#### TASK GOAL:
Wherever the word "this" appears in a line, extract that line.

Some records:
□ □ □ □ □
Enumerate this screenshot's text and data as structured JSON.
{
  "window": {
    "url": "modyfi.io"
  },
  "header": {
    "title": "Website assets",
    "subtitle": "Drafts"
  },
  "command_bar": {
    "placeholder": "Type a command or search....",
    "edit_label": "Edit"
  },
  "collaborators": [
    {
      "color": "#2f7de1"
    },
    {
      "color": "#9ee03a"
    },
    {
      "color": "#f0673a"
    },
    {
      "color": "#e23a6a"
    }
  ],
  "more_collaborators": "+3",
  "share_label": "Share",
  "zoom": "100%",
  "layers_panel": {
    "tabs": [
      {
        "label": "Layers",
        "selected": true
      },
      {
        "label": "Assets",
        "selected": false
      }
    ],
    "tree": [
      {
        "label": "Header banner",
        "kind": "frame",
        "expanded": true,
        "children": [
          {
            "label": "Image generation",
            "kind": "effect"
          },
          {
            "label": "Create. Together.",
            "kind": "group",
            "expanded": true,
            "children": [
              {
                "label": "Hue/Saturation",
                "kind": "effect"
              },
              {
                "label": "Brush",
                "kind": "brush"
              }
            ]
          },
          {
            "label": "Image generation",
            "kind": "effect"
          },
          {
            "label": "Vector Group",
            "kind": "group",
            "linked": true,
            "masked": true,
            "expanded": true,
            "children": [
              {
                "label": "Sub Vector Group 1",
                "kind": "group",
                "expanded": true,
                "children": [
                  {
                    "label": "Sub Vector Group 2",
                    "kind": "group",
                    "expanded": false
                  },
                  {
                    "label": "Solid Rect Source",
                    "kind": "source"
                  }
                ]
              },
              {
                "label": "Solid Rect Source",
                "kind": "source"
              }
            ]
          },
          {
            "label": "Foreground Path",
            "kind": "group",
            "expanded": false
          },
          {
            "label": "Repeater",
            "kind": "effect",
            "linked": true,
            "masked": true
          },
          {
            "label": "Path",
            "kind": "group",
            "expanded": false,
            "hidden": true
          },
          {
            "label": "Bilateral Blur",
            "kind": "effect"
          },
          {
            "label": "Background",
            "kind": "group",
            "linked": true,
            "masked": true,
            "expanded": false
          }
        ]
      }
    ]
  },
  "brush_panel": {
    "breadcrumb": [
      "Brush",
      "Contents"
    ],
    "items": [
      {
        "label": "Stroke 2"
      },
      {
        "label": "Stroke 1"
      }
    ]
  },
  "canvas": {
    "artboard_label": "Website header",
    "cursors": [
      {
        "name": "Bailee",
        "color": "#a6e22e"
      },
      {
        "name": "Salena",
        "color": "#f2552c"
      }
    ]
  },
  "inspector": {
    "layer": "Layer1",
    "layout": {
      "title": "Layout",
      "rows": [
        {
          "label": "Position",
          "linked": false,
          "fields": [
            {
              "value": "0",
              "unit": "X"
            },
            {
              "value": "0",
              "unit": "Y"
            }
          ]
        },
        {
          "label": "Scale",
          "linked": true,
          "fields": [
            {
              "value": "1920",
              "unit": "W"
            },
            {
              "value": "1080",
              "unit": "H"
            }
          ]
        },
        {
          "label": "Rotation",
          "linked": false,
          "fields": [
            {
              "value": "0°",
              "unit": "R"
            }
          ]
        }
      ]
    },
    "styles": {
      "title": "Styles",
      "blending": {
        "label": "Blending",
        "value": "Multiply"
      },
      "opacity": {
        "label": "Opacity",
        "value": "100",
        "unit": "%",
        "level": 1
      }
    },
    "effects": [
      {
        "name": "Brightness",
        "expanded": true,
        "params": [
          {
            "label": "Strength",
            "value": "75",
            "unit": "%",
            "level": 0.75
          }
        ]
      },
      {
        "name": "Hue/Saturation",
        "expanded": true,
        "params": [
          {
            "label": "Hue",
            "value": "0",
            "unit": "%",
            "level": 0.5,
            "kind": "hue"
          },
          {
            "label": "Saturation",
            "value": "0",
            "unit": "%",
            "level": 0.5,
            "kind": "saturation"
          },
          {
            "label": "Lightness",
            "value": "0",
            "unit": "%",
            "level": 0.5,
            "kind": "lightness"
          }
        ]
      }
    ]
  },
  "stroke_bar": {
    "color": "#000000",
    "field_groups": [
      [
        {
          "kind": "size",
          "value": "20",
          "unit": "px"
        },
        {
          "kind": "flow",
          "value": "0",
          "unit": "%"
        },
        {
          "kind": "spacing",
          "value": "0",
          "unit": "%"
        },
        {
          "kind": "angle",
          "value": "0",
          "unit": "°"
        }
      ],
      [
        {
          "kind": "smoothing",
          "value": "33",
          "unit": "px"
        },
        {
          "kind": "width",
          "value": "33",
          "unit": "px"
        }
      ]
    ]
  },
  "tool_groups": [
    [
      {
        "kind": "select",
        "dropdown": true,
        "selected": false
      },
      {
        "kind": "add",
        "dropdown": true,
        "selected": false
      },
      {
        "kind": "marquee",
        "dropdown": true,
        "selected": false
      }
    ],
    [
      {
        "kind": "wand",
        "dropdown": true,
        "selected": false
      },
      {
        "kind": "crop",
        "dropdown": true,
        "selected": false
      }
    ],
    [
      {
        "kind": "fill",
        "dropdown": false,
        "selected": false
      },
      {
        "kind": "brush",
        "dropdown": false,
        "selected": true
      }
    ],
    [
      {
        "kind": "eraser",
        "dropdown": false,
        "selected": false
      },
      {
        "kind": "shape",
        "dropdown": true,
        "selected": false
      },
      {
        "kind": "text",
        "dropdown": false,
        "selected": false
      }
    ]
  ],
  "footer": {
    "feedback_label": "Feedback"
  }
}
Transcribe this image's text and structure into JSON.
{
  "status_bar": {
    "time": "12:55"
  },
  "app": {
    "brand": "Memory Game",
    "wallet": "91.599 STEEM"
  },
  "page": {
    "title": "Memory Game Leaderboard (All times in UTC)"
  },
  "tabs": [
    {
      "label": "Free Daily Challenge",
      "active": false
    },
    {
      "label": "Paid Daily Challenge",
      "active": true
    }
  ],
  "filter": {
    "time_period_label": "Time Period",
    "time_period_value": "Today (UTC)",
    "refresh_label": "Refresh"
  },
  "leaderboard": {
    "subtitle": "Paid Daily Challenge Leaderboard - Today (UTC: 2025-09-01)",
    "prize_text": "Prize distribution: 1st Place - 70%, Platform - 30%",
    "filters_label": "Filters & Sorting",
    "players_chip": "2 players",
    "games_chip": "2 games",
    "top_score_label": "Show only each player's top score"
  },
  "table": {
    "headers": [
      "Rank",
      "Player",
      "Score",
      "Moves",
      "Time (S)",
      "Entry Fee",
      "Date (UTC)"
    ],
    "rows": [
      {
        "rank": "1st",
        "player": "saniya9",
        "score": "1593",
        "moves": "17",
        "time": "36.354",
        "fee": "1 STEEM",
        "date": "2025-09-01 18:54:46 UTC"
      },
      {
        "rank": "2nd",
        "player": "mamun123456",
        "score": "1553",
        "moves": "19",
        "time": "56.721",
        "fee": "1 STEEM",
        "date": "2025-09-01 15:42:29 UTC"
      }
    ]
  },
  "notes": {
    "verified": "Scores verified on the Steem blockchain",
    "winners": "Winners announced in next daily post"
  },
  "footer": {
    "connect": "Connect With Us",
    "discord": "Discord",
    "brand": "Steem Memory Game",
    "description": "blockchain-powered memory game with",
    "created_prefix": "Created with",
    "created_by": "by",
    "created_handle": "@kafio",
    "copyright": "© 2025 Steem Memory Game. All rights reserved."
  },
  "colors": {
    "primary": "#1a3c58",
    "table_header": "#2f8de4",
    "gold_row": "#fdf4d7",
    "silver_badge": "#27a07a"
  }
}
□ □ □ □ □
#### THE COMPLETED TASK:
Enumerate this screenshot's text and data as structured JSON.
Transcribe this image's text and structure into JSON.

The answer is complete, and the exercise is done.